The exercise:
Your task is to copy each line that has the word "screenshot".

Extracted material:

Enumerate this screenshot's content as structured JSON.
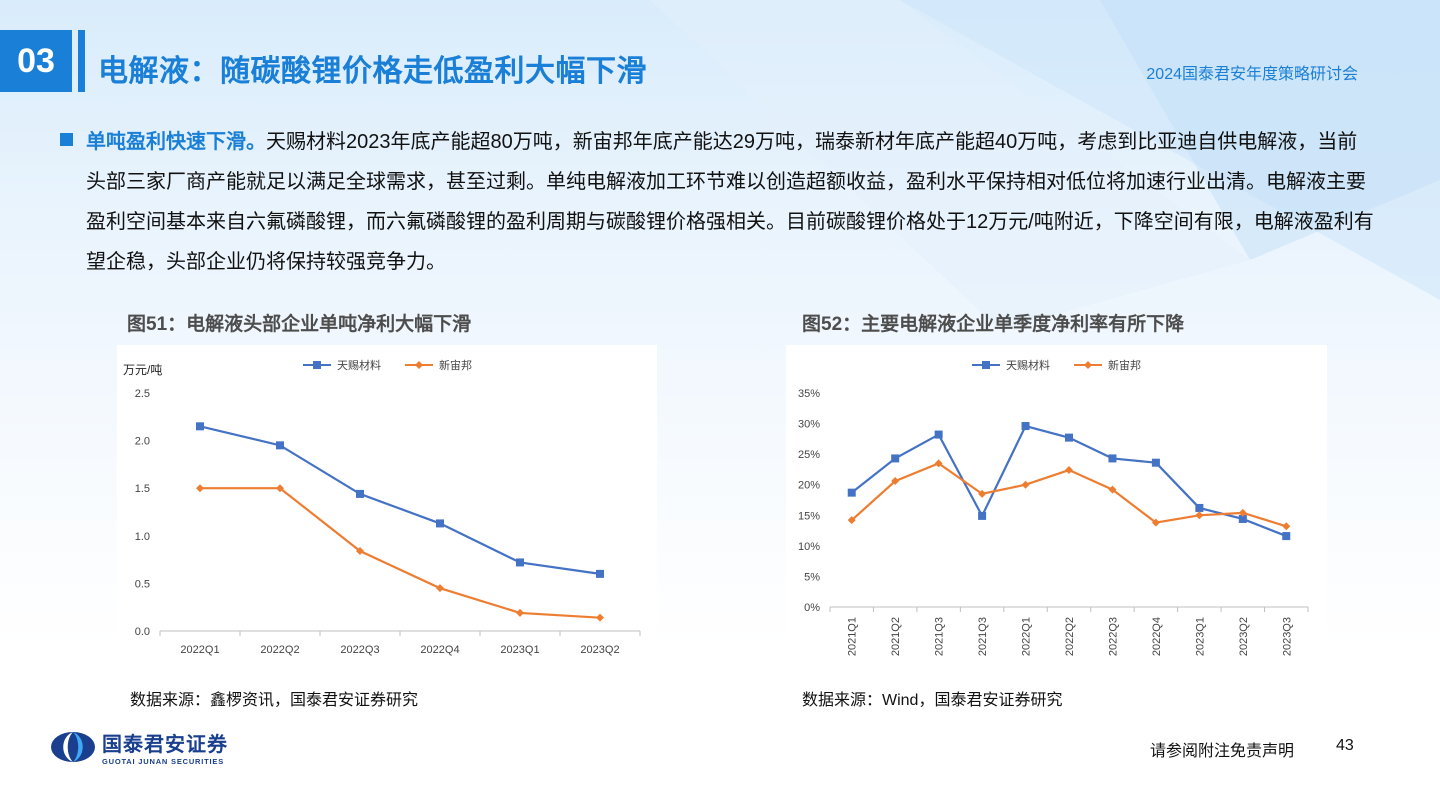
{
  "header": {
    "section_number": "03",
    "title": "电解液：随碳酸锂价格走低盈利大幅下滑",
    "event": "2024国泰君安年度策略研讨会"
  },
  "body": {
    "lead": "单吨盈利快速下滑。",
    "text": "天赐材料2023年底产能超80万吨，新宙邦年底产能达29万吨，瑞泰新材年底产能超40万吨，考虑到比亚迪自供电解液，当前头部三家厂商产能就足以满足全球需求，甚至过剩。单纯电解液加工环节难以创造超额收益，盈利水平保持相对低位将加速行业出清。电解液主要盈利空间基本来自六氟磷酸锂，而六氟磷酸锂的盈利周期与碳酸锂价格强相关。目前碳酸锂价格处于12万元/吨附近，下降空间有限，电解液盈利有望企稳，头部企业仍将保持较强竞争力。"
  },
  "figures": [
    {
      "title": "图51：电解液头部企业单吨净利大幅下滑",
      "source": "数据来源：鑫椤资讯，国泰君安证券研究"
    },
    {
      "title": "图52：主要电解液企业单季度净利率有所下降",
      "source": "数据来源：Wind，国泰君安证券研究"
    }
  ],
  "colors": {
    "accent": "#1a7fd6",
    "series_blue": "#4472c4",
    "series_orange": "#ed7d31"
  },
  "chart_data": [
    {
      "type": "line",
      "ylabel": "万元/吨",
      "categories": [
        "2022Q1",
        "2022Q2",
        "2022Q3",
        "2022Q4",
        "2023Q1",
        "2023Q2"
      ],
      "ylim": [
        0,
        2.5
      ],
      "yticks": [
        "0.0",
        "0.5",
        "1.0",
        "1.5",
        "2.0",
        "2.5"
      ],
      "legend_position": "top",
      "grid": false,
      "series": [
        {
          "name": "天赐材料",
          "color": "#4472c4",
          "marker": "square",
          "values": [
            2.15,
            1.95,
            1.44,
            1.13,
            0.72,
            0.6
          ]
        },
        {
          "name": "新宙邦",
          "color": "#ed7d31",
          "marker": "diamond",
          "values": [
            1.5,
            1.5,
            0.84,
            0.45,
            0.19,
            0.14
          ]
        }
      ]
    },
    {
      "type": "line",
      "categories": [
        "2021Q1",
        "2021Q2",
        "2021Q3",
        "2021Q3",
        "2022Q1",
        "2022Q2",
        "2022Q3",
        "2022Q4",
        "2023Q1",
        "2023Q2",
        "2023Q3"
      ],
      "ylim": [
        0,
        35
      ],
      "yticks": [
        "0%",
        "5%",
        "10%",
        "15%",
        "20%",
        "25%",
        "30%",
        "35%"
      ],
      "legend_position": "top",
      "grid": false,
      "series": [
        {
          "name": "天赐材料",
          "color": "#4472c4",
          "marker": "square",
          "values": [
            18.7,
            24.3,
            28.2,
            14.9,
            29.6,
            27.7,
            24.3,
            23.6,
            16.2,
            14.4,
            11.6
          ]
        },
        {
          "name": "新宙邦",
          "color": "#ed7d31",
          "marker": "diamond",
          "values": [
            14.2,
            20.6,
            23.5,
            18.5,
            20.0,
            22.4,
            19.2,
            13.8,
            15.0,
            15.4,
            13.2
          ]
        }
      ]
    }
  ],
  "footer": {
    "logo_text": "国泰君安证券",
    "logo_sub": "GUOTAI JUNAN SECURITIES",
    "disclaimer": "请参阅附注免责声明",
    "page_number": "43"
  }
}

==

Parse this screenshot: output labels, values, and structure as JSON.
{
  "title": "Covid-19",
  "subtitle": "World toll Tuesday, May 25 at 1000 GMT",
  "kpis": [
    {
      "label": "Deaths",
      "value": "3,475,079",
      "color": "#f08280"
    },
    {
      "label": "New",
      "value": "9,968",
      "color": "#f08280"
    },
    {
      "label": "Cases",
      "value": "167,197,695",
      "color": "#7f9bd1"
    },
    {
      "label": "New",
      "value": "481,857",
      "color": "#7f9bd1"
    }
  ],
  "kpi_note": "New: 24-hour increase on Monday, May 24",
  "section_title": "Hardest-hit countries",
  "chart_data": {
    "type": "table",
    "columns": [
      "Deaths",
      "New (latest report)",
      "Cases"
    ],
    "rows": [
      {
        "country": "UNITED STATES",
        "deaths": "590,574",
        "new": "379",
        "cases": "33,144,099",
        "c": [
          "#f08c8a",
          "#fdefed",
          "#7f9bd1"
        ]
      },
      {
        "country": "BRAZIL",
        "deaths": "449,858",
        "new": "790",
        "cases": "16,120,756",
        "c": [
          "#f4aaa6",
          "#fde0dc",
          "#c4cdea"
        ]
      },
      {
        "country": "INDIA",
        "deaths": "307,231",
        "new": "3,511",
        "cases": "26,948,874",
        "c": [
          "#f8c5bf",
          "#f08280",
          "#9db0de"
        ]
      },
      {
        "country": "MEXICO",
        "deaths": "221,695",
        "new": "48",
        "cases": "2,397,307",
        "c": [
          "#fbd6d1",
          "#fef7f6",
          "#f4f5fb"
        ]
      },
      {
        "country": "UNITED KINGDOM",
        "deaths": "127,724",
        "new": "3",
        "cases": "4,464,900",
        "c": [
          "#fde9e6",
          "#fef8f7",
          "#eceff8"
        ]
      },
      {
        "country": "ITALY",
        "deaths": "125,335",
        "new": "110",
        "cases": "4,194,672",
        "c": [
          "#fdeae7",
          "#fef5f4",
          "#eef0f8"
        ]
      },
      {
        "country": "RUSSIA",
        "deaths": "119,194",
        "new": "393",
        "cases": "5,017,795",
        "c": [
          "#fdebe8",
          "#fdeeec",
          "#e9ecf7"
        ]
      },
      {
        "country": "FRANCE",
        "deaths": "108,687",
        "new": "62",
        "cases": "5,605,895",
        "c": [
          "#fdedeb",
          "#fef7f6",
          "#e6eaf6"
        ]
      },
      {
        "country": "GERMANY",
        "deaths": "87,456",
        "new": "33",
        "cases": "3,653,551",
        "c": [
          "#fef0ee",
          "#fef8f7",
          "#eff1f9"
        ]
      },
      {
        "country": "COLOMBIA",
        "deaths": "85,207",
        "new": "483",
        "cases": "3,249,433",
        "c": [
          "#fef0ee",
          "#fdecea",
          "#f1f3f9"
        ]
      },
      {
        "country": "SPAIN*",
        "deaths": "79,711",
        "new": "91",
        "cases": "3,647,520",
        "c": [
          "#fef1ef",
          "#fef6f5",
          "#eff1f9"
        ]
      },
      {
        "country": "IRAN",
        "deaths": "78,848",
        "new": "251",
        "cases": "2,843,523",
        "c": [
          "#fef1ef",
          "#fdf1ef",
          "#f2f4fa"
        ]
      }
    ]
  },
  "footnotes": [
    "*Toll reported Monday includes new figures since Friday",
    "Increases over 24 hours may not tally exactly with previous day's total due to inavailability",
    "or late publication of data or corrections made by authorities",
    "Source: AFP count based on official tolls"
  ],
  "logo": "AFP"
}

Response below:
Enumerate this screenshot's content as structured JSON.
Parse this screenshot: output labels, values, and structure as JSON.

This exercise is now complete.